Data excerpts:
################
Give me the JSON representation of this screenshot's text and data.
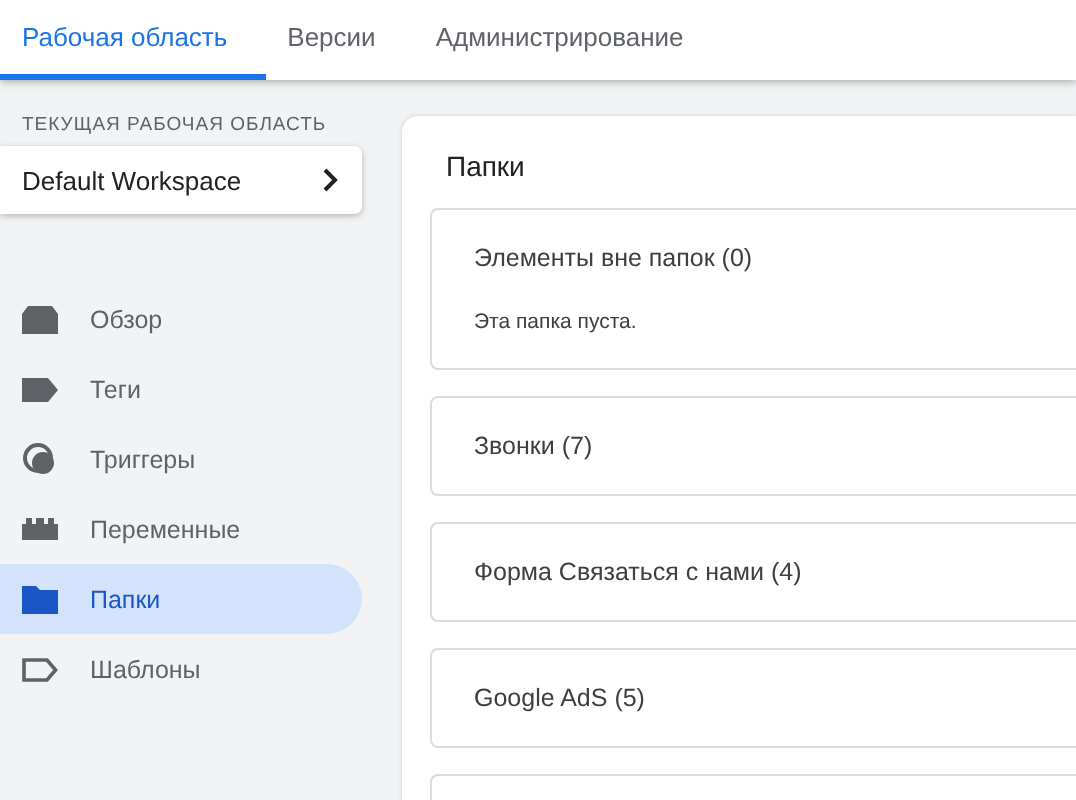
{
  "tabs": [
    {
      "label": "Рабочая область",
      "selected": true
    },
    {
      "label": "Версии",
      "selected": false
    },
    {
      "label": "Администрирование",
      "selected": false
    }
  ],
  "sidebar": {
    "workspace_label": "ТЕКУЩАЯ РАБОЧАЯ ОБЛАСТЬ",
    "workspace": "Default Workspace",
    "items": [
      {
        "kind": "overview",
        "label": "Обзор",
        "selected": false
      },
      {
        "kind": "tags",
        "label": "Теги",
        "selected": false
      },
      {
        "kind": "triggers",
        "label": "Триггеры",
        "selected": false
      },
      {
        "kind": "variables",
        "label": "Переменные",
        "selected": false
      },
      {
        "kind": "folders",
        "label": "Папки",
        "selected": true
      },
      {
        "kind": "templates",
        "label": "Шаблоны",
        "selected": false
      }
    ]
  },
  "main": {
    "title": "Папки",
    "folders": [
      {
        "title": "Элементы вне папок (0)",
        "note": "Эта папка пуста."
      },
      {
        "title": "Звонки (7)"
      },
      {
        "title": "Форма Связаться с нами (4)"
      },
      {
        "title": "Google AdS (5)"
      }
    ]
  }
}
################
What you need to do: Excluding the pictures, reproduce every entry exactly as given.

Expected answer:
Give me the JSON representation of this screenshot's text and data.
{
  "tabs": [
    {
      "label": "Рабочая область",
      "selected": true
    },
    {
      "label": "Версии",
      "selected": false
    },
    {
      "label": "Администрирование",
      "selected": false
    }
  ],
  "sidebar": {
    "workspace_label": "ТЕКУЩАЯ РАБОЧАЯ ОБЛАСТЬ",
    "workspace": "Default Workspace",
    "items": [
      {
        "kind": "overview",
        "label": "Обзор",
        "selected": false
      },
      {
        "kind": "tags",
        "label": "Теги",
        "selected": false
      },
      {
        "kind": "triggers",
        "label": "Триггеры",
        "selected": false
      },
      {
        "kind": "variables",
        "label": "Переменные",
        "selected": false
      },
      {
        "kind": "folders",
        "label": "Папки",
        "selected": true
      },
      {
        "kind": "templates",
        "label": "Шаблоны",
        "selected": false
      }
    ]
  },
  "main": {
    "title": "Папки",
    "folders": [
      {
        "title": "Элементы вне папок (0)",
        "note": "Эта папка пуста."
      },
      {
        "title": "Звонки (7)"
      },
      {
        "title": "Форма Связаться с нами (4)"
      },
      {
        "title": "Google AdS (5)"
      }
    ]
  }
}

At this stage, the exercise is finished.